=== Provided data ===
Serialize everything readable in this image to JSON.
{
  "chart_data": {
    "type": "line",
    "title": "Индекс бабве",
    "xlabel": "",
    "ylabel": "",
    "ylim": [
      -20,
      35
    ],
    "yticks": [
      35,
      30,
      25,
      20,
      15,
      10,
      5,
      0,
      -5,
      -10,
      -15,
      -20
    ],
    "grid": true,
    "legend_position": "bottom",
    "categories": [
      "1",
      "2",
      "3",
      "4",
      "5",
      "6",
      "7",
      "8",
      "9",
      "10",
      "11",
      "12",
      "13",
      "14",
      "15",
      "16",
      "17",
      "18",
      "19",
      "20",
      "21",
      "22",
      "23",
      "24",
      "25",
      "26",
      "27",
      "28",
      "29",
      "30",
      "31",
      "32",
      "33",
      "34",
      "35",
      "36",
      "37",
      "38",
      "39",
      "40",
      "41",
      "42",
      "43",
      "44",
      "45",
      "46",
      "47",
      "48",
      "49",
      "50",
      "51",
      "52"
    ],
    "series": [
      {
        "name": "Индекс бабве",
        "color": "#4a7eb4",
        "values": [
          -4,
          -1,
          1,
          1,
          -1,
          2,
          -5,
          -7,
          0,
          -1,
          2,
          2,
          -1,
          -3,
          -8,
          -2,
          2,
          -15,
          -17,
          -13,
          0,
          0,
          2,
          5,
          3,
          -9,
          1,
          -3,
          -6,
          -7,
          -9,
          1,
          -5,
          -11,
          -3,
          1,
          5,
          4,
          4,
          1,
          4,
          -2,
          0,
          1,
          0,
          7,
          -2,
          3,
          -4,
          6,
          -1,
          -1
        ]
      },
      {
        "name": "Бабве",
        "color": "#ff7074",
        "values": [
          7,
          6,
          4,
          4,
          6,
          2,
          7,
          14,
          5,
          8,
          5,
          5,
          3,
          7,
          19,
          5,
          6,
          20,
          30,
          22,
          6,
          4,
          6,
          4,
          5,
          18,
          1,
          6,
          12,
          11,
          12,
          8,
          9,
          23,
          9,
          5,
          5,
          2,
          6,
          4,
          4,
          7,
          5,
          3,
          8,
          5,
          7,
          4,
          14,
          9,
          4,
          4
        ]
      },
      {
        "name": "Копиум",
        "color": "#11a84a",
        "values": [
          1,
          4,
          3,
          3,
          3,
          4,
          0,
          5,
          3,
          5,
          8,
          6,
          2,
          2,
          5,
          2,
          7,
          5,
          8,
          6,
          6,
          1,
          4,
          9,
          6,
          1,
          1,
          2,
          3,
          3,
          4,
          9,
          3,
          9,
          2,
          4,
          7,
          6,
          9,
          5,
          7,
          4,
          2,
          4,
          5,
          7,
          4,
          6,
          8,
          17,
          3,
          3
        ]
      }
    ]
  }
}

=== Stated exercise ===
List every line above that contains the word "name".

=== Exercise answer ===
        "name": "Индекс бабве",
        "name": "Бабве",
        "name": "Копиум",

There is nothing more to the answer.